> [Problems]
**a)** Answer these from the passage on passing the bar exam:
(i) Which state leaves out the Multistate Bar Exam?
(ii) What subject on the Texas bar trips up many test takers?
(iii) In which two states would a UBE score of 270 be a passing score?
**b)** Write the next part of the passage on passing the bar exam, picking up after its final sentence.

> [Passage given]
How to pass the bar exam

Taking the easiest bar exam is a great strategy for those of you who are open to living anywhere in the country or for those who just need to pass a bar exam to waive into D.C. Alternately, knowing you’re in a state with one of the easiest bar exams may give you a little extra boost of confidence while you’re studying!

After three grueling years of legal study, we know you’re ready to get this last bit of studying done. We understand what you’re up against. So, we’ve pulled together a list of the easiest bar exams. In order to assess which states have the easiest bar exams, we’ll take a look at what makes a bar exam hard or easy, and how the bar exams differ among the states .

Bar Exam Components

For starters, about half the states have their own state-specific bar exams, and the other half use the Uniform Bar Exam (UBE). If you’re not sure if your state administers the UBE, check out What are the UBE States .

For states that administer the UBE, the components are: the Multistate Performance Test, the Multistate Essay Exam, and the Multistate Bar Exam. All other states, except for Louisiana, include the Multistate Bar Exam (MBE), so the MBE is a factor for almost everyone taking the bar exam . It also makes bar exams easier to compare among the states, because you just have to compare the non-MBE components.

For states that do not administer the UBE, like Michigan and California, the bar exam consists of more state law materials tested through essays and multiple choice questions . Some people believe this makes these tests more difficult, especially if you attended law school in a different state and haven’t studied these subjects before. For example, Oil & Gas on the Texas bar trips up a lot of folks who did not have the fortune (or misfortune) to learn about oil leases during law school. One factor to consider is definitely where you went to law school and whether you had the chance to study the bar exam topics during school.

Easiest Bar Exam

Now that you’re familiar with the components of different bar exams, let’s take a look at one really important factor in determining bar exam difficulty: passing rates. While the number of test takers does vary greatly between the more populated and the less populated states, the passing rate is a very strong indicator of how easy it is to pass on a particular bar exam.

Every state, even those that administer the UBE, set their own passing rates . For example, if you scored a 270 on the UBE, you would pass if you lived in Missouri or New Mexico, but not if you lived in Alaska or Arizona. Be sure to check out the passing score for your state before you start studying so you know what your score needs to be.

There are only a handful of states with passing rates above 70% for 2016. Those states are Nebraska, Montana, Kansas, Idaho, Hawaii, Minnesota, and Utah . While a passing rate of 70% is promising, there are also a lot of states with pass rates above 65%. Those states are Colorado, Connecticut, Delaware, Illinois, Iowa, Maine, Mississippi, New Hampshire, New Mexico, Ohio, Oklahoma, Pennsylvania, Texas, Virginia, and Washington.

If your state is not one of the ones listed here or you want to learn more about bar passing rates, check out the 2016 passing rate statistics provided by the National Conference of Bar Examiners.

> [Bounding box annotations]

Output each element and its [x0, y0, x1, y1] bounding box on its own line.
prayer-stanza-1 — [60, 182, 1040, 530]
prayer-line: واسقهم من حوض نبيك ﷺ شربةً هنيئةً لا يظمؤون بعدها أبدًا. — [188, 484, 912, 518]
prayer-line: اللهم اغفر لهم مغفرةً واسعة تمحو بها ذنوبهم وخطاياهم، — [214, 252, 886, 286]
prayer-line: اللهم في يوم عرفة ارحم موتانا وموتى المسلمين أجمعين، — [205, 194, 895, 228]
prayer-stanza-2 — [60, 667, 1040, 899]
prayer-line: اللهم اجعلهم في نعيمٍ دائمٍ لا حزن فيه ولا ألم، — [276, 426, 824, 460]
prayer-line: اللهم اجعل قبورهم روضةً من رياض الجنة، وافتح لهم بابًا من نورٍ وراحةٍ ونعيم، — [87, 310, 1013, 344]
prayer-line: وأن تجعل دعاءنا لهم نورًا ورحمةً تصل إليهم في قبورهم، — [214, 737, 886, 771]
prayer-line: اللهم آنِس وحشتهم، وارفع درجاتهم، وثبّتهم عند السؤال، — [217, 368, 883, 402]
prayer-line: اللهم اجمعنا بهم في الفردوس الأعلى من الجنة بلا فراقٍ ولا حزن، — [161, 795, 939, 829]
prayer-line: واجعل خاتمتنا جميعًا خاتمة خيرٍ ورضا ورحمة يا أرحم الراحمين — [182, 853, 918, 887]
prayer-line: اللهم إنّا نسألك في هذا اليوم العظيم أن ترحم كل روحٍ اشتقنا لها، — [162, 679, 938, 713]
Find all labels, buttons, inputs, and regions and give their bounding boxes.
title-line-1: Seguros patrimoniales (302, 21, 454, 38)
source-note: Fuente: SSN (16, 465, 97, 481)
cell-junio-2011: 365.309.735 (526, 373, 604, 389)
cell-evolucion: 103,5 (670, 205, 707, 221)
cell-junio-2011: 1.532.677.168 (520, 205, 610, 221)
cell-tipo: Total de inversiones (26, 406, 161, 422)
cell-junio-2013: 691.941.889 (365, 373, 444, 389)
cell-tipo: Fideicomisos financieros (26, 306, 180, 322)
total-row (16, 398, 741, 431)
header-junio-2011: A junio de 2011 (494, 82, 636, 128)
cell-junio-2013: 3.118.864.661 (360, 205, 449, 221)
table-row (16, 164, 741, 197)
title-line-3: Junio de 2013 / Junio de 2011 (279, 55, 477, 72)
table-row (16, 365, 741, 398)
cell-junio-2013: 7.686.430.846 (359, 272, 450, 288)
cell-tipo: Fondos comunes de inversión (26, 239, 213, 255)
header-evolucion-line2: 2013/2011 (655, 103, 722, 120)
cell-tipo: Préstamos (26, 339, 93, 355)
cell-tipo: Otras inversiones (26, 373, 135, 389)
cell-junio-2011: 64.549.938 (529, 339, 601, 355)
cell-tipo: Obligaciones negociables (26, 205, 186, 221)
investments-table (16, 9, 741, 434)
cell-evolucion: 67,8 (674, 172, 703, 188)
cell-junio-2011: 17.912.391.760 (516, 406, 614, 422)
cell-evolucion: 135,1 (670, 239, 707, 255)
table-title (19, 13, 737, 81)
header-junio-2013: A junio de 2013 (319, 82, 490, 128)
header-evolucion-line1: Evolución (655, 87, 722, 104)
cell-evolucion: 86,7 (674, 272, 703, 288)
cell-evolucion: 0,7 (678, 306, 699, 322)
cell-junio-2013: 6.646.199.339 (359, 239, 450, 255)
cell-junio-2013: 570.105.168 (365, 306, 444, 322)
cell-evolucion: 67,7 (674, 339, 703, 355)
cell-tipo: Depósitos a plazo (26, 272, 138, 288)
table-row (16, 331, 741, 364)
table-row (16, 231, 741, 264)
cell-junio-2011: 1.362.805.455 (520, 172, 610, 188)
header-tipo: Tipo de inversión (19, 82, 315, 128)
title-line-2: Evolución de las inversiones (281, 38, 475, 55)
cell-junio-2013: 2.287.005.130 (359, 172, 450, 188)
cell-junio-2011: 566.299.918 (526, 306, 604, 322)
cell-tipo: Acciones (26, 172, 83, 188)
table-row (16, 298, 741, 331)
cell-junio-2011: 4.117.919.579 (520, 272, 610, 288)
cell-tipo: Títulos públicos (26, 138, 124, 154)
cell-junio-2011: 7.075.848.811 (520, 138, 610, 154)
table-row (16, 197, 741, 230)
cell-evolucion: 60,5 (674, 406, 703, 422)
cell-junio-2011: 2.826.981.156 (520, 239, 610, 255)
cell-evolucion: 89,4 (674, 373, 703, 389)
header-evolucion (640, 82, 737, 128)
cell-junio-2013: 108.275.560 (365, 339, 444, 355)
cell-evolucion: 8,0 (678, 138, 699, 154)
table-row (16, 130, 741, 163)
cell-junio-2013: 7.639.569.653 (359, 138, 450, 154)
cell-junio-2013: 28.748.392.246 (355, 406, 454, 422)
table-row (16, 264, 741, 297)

> [Results for each task]
**a)**
(i) Louisiana
(ii) Oil & Gas
(iii) Missouri and New Mexico

**b)**
Hardest Bar Exams

California, Louisiana, and Texas are still considered among the hardest bar exams in the country. This is in part due to the amount of legal topics tested and the length of time involved in taking the exam. For example, the Texas bar exam and the California bar exam both cover around 14 areas of law. Louisiana always make the list of difficult bar exams because of the unique nature of its legal system and the length of the exam—it involves twenty-one hours of test taking.

We can also tell which bar exams are the hardest by looking at state bar exam pass rates. As a quick reference, a few of the states with the lowest passing rates are: Arizona, North Carolina, and California . However, California recently lowered its bar exam passing score so it will be easier to pass in California moving forward. Fingers crossed for the same luck in Arizona and North Carolina!

For more information about which bar exams are the hardest, be sure to review Top 10 Hardest Bar Exams .

Recap

Deciding which are the easiest bar exams depends on what you studied in law school, the components of the bar exam—namely, whether the components test any particularly hard state-specific topics—and the passing score for your state. Remember that every state, even UBE states, set their own passing score.

If you’re planning to take the bar in one of the easier states, congrats! If you just found out that your state is one of the harder bar exam states, don’t despair. No matter where you live the bar exam is going to take a lot of preparation. So, get started studying early !

How to pass the bar exam

You’ve successfully made your way through law school and now you’re one two-day test, the bar exam, away from becoming a lawyer.

The first piece of advice: celebrate your JD quickly and then move on to bar exam prep immediately after graduation. Time is ticking. Here are five more tips to help you pass the bar exam.

Sign up for a Bar Review Course

You may wonder why after three years of very expensive schooling you are now expected to pay even more money to learn what you thought you were supposed to be learning during law school.

But now is not the time for you to worry about the cost of bar exam prep. Be as economical as possible, by all means, but think about what it would mean to you, financially, to fail the bar, face employers without a license to practice law, and have to pay to take the bar exam again. If you are really strapped for cash, there are special bar exam loans available exactly for this purpose.

Why sign up for a bar review course? Well, those who take bar review courses have great passage rates for a reason—the course employees study and analyze exams so they know what examiners are likely to test on and what they are looking for in answers; they can steer you to “hot topics” and train you how to deliver the right answers, and that is what is most important during the bar exam. Yes, you need to know and understand the fundamentals of the main areas of law, but all the legal knowledge in the world won’t help if you don’t know how to frame your answer as the graders want to read it.

Tell Everyone You Know Not to Expect to See You for Two Months

That’s a bit of an exaggeration, but not by much. Do not plan on doing anything else during those two months between graduation and the bar exam except study. Yes, you will have nights off and even whole days off here and there, which are essential for relaxing your brain but don’t schedule work, planning of family events, or other serious obligations during the two months before the bar exam.

Quite simply, the bar exam should be your full-time job during those months of studying; your promotion will come when you get the results that you passed.

Make a Studying Schedule and Stick to It

Your bar review course will most likely provide you a recommended schedule, and if you manage to abide by it, you’ll be doing well. The main subjects tested on the bar exam will be the same basic courses you took the first year of law school, so be sure to dedicate huge chunks of time to Contracts, Torts, Constitutional Law, Criminal Law and Procedure, Property, and Civil Procedure. States vary as to the other subjects tested, but by signing up for a bar review course, you’ll have the inside track on those as well.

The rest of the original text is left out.